Exactly repeat the material, dropping every picture from the copy.

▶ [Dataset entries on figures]
╔══
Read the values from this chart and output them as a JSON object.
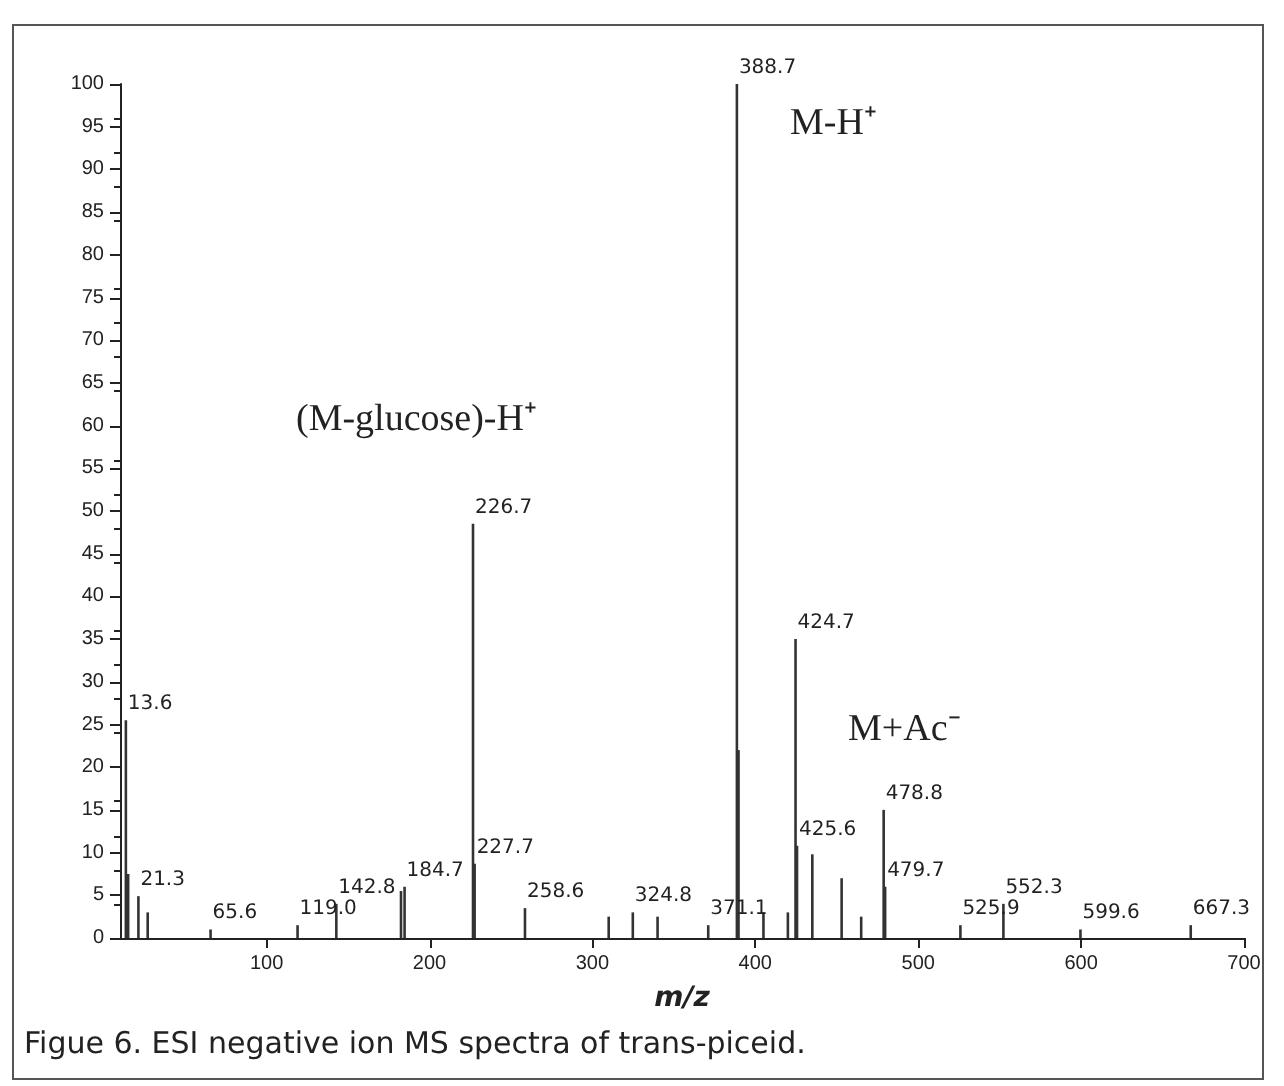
{
  "chart_data": {
    "type": "bar",
    "xlabel": "m/z",
    "x": [
      13.6,
      15,
      21.3,
      27,
      65.6,
      119.0,
      142.8,
      182.5,
      184.7,
      226.7,
      227.7,
      258.6,
      310,
      324.8,
      340,
      371.1,
      388.7,
      389.7,
      405,
      420,
      424.7,
      425.6,
      435,
      453,
      465,
      478.8,
      479.7,
      525.9,
      552.3,
      599.6,
      667.3
    ],
    "values": [
      25.5,
      7.5,
      4.9,
      3,
      1,
      1.5,
      4,
      5.5,
      6,
      48.5,
      8.7,
      3.5,
      2.5,
      3,
      2.5,
      1.5,
      100,
      22,
      3,
      3,
      35,
      10.8,
      9.8,
      7,
      2.5,
      15,
      6,
      1.5,
      4,
      1,
      1.5
    ],
    "color": "#333333",
    "xlim": [
      10,
      700
    ],
    "xticks": [
      100,
      200,
      300,
      400,
      500,
      600,
      700
    ],
    "ylim": [
      0,
      100
    ],
    "yticks": [
      0,
      5,
      10,
      15,
      20,
      25,
      30,
      35,
      40,
      45,
      50,
      55,
      60,
      65,
      70,
      75,
      80,
      85,
      90,
      95,
      100
    ],
    "annotations": [
      {
        "text": "13.6",
        "x": 13.6,
        "y": 25.5
      },
      {
        "text": "21.3",
        "x": 21.3,
        "y": 4.9
      },
      {
        "text": "65.6",
        "x": 65.6,
        "y": 1
      },
      {
        "text": "119.0",
        "x": 119.0,
        "y": 1.5
      },
      {
        "text": "142.8",
        "x": 142.8,
        "y": 4
      },
      {
        "text": "184.7",
        "x": 184.7,
        "y": 6
      },
      {
        "text": "226.7",
        "x": 226.7,
        "y": 48.5
      },
      {
        "text": "227.7",
        "x": 227.7,
        "y": 8.7
      },
      {
        "text": "258.6",
        "x": 258.6,
        "y": 3.5
      },
      {
        "text": "324.8",
        "x": 324.8,
        "y": 3
      },
      {
        "text": "371.1",
        "x": 371.1,
        "y": 1.5
      },
      {
        "text": "388.7",
        "x": 388.7,
        "y": 100
      },
      {
        "text": "424.7",
        "x": 424.7,
        "y": 35
      },
      {
        "text": "425.6",
        "x": 425.6,
        "y": 10.8
      },
      {
        "text": "478.8",
        "x": 478.8,
        "y": 15
      },
      {
        "text": "479.7",
        "x": 479.7,
        "y": 6
      },
      {
        "text": "525.9",
        "x": 525.9,
        "y": 1.5
      },
      {
        "text": "552.3",
        "x": 552.3,
        "y": 4
      },
      {
        "text": "599.6",
        "x": 599.6,
        "y": 1
      },
      {
        "text": "667.3",
        "x": 667.3,
        "y": 1.5
      },
      "M-H⁺",
      "(M-glucose)-H⁺",
      "M+Ac⁻",
      "Figue 6. ESI negative ion MS spectra of trans-piceid."
    ]
  }
}
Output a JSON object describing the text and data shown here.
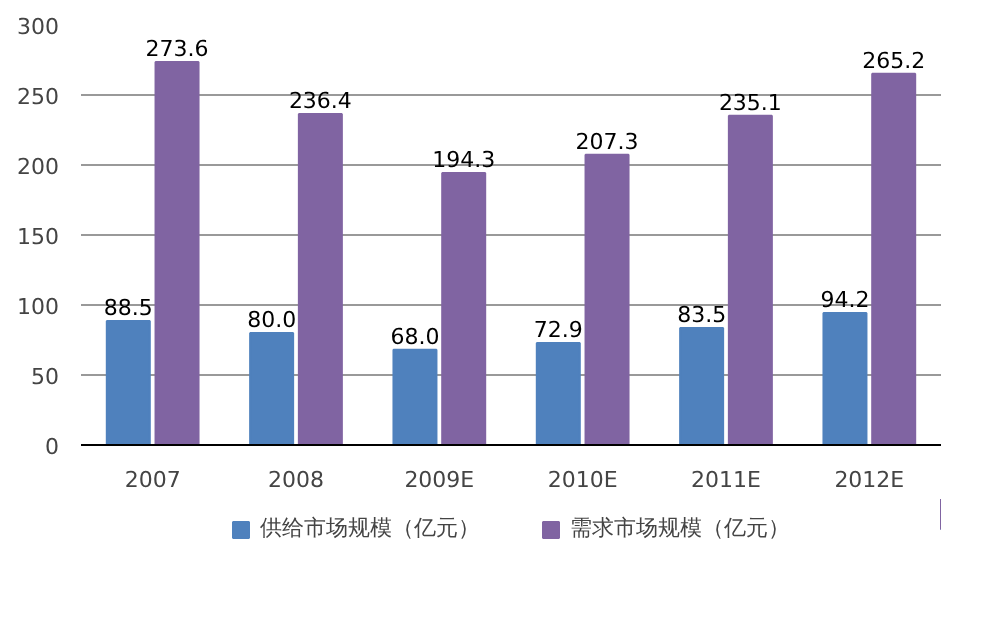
{
  "chart_data": {
    "type": "bar",
    "categories": [
      "2007",
      "2008",
      "2009E",
      "2010E",
      "2011E",
      "2012E"
    ],
    "series": [
      {
        "name": "供给市场规模（亿元）",
        "color": "#4f81bd",
        "values": [
          88.5,
          80.0,
          68.0,
          72.9,
          83.5,
          94.2
        ],
        "value_labels": [
          "88.5",
          "80.0",
          "68.0",
          "72.9",
          "83.5",
          "94.2"
        ]
      },
      {
        "name": "需求市场规模（亿元）",
        "color": "#8064a2",
        "values": [
          273.6,
          236.4,
          194.3,
          207.3,
          235.1,
          265.2
        ],
        "value_labels": [
          "273.6",
          "236.4",
          "194.3",
          "207.3",
          "235.1",
          "265.2"
        ]
      }
    ],
    "ylim": [
      0,
      300
    ],
    "yticks": [
      0,
      50,
      100,
      150,
      200,
      250,
      300
    ],
    "grid": "y",
    "legend": "bottom"
  }
}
╚══
▶ [Exercise response]
Read the values from this chart and output them as a JSON object.
{
  "chart_data": {
    "type": "bar",
    "xlabel": "m/z",
    "x": [
      13.6,
      15,
      21.3,
      27,
      65.6,
      119.0,
      142.8,
      182.5,
      184.7,
      226.7,
      227.7,
      258.6,
      310,
      324.8,
      340,
      371.1,
      388.7,
      389.7,
      405,
      420,
      424.7,
      425.6,
      435,
      453,
      465,
      478.8,
      479.7,
      525.9,
      552.3,
      599.6,
      667.3
    ],
    "values": [
      25.5,
      7.5,
      4.9,
      3,
      1,
      1.5,
      4,
      5.5,
      6,
      48.5,
      8.7,
      3.5,
      2.5,
      3,
      2.5,
      1.5,
      100,
      22,
      3,
      3,
      35,
      10.8,
      9.8,
      7,
      2.5,
      15,
      6,
      1.5,
      4,
      1,
      1.5
    ],
    "color": "#333333",
    "xlim": [
      10,
      700
    ],
    "xticks": [
      100,
      200,
      300,
      400,
      500,
      600,
      700
    ],
    "ylim": [
      0,
      100
    ],
    "yticks": [
      0,
      5,
      10,
      15,
      20,
      25,
      30,
      35,
      40,
      45,
      50,
      55,
      60,
      65,
      70,
      75,
      80,
      85,
      90,
      95,
      100
    ],
    "annotations": [
      {
        "text": "13.6",
        "x": 13.6,
        "y": 25.5
      },
      {
        "text": "21.3",
        "x": 21.3,
        "y": 4.9
      },
      {
        "text": "65.6",
        "x": 65.6,
        "y": 1
      },
      {
        "text": "119.0",
        "x": 119.0,
        "y": 1.5
      },
      {
        "text": "142.8",
        "x": 142.8,
        "y": 4
      },
      {
        "text": "184.7",
        "x": 184.7,
        "y": 6
      },
      {
        "text": "226.7",
        "x": 226.7,
        "y": 48.5
      },
      {
        "text": "227.7",
        "x": 227.7,
        "y": 8.7
      },
      {
        "text": "258.6",
        "x": 258.6,
        "y": 3.5
      },
      {
        "text": "324.8",
        "x": 324.8,
        "y": 3
      },
      {
        "text": "371.1",
        "x": 371.1,
        "y": 1.5
      },
      {
        "text": "388.7",
        "x": 388.7,
        "y": 100
      },
      {
        "text": "424.7",
        "x": 424.7,
        "y": 35
      },
      {
        "text": "425.6",
        "x": 425.6,
        "y": 10.8
      },
      {
        "text": "478.8",
        "x": 478.8,
        "y": 15
      },
      {
        "text": "479.7",
        "x": 479.7,
        "y": 6
      },
      {
        "text": "525.9",
        "x": 525.9,
        "y": 1.5
      },
      {
        "text": "552.3",
        "x": 552.3,
        "y": 4
      },
      {
        "text": "599.6",
        "x": 599.6,
        "y": 1
      },
      {
        "text": "667.3",
        "x": 667.3,
        "y": 1.5
      },
      "M-H⁺",
      "(M-glucose)-H⁺",
      "M+Ac⁻",
      "Figue 6. ESI negative ion MS spectra of trans-piceid."
    ]
  }
}
Output a JSON object describing the text and data shown here.
{
  "chart_data": {
    "type": "bar",
    "categories": [
      "2007",
      "2008",
      "2009E",
      "2010E",
      "2011E",
      "2012E"
    ],
    "series": [
      {
        "name": "供给市场规模（亿元）",
        "color": "#4f81bd",
        "values": [
          88.5,
          80.0,
          68.0,
          72.9,
          83.5,
          94.2
        ],
        "value_labels": [
          "88.5",
          "80.0",
          "68.0",
          "72.9",
          "83.5",
          "94.2"
        ]
      },
      {
        "name": "需求市场规模（亿元）",
        "color": "#8064a2",
        "values": [
          273.6,
          236.4,
          194.3,
          207.3,
          235.1,
          265.2
        ],
        "value_labels": [
          "273.6",
          "236.4",
          "194.3",
          "207.3",
          "235.1",
          "265.2"
        ]
      }
    ],
    "ylim": [
      0,
      300
    ],
    "yticks": [
      0,
      50,
      100,
      150,
      200,
      250,
      300
    ],
    "grid": "y",
    "legend": "bottom"
  }
}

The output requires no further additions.